## PROVIDED MATERIAL
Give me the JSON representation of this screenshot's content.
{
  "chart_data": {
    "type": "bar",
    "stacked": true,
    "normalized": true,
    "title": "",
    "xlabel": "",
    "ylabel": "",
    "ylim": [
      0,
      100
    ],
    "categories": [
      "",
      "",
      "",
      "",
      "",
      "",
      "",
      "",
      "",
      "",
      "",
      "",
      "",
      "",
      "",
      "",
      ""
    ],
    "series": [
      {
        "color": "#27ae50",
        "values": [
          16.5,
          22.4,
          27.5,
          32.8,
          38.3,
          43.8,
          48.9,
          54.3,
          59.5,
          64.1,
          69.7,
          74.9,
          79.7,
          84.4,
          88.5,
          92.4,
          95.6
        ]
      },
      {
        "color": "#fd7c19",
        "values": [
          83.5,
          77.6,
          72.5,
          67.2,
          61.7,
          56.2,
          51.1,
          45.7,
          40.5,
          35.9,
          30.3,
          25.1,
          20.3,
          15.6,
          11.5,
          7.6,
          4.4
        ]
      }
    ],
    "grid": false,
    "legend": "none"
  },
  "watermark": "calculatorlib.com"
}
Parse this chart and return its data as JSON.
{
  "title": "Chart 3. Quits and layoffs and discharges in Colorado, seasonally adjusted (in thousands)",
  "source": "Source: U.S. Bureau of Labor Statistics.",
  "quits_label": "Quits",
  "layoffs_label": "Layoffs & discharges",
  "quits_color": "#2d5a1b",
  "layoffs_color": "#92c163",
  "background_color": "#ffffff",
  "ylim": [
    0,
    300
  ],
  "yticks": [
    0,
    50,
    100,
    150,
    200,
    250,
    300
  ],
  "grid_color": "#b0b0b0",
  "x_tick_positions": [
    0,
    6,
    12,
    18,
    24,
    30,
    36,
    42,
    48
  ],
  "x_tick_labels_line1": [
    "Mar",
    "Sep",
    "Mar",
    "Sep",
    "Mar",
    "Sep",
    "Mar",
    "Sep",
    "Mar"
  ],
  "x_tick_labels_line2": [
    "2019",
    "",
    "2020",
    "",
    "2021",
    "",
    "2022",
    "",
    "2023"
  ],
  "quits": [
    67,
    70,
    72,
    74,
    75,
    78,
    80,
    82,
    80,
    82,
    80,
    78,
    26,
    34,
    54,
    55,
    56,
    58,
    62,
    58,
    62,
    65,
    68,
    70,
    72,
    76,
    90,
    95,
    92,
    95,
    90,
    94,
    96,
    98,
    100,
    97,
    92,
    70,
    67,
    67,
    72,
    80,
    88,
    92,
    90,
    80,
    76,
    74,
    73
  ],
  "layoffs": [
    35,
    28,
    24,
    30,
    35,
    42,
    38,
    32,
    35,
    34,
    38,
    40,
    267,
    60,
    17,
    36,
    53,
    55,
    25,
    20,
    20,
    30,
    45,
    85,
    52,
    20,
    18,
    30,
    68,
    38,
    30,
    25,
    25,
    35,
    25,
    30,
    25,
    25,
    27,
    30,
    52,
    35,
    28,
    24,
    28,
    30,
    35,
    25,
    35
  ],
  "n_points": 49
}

## STATED TASK
Repeat the lines above exactly.

## OUTPUT OF THE EXERCISE
Give me the JSON representation of this screenshot's content.
{
  "chart_data": {
    "type": "bar",
    "stacked": true,
    "normalized": true,
    "title": "",
    "xlabel": "",
    "ylabel": "",
    "ylim": [
      0,
      100
    ],
    "categories": [
      "",
      "",
      "",
      "",
      "",
      "",
      "",
      "",
      "",
      "",
      "",
      "",
      "",
      "",
      "",
      "",
      ""
    ],
    "series": [
      {
        "color": "#27ae50",
        "values": [
          16.5,
          22.4,
          27.5,
          32.8,
          38.3,
          43.8,
          48.9,
          54.3,
          59.5,
          64.1,
          69.7,
          74.9,
          79.7,
          84.4,
          88.5,
          92.4,
          95.6
        ]
      },
      {
        "color": "#fd7c19",
        "values": [
          83.5,
          77.6,
          72.5,
          67.2,
          61.7,
          56.2,
          51.1,
          45.7,
          40.5,
          35.9,
          30.3,
          25.1,
          20.3,
          15.6,
          11.5,
          7.6,
          4.4
        ]
      }
    ],
    "grid": false,
    "legend": "none"
  },
  "watermark": "calculatorlib.com"
}
Parse this chart and return its data as JSON.
{
  "title": "Chart 3. Quits and layoffs and discharges in Colorado, seasonally adjusted (in thousands)",
  "source": "Source: U.S. Bureau of Labor Statistics.",
  "quits_label": "Quits",
  "layoffs_label": "Layoffs & discharges",
  "quits_color": "#2d5a1b",
  "layoffs_color": "#92c163",
  "background_color": "#ffffff",
  "ylim": [
    0,
    300
  ],
  "yticks": [
    0,
    50,
    100,
    150,
    200,
    250,
    300
  ],
  "grid_color": "#b0b0b0",
  "x_tick_positions": [
    0,
    6,
    12,
    18,
    24,
    30,
    36,
    42,
    48
  ],
  "x_tick_labels_line1": [
    "Mar",
    "Sep",
    "Mar",
    "Sep",
    "Mar",
    "Sep",
    "Mar",
    "Sep",
    "Mar"
  ],
  "x_tick_labels_line2": [
    "2019",
    "",
    "2020",
    "",
    "2021",
    "",
    "2022",
    "",
    "2023"
  ],
  "quits": [
    67,
    70,
    72,
    74,
    75,
    78,
    80,
    82,
    80,
    82,
    80,
    78,
    26,
    34,
    54,
    55,
    56,
    58,
    62,
    58,
    62,
    65,
    68,
    70,
    72,
    76,
    90,
    95,
    92,
    95,
    90,
    94,
    96,
    98,
    100,
    97,
    92,
    70,
    67,
    67,
    72,
    80,
    88,
    92,
    90,
    80,
    76,
    74,
    73
  ],
  "layoffs": [
    35,
    28,
    24,
    30,
    35,
    42,
    38,
    32,
    35,
    34,
    38,
    40,
    267,
    60,
    17,
    36,
    53,
    55,
    25,
    20,
    20,
    30,
    45,
    85,
    52,
    20,
    18,
    30,
    68,
    38,
    30,
    25,
    25,
    35,
    25,
    30,
    25,
    25,
    27,
    30,
    52,
    35,
    28,
    24,
    28,
    30,
    35,
    25,
    35
  ],
  "n_points": 49
}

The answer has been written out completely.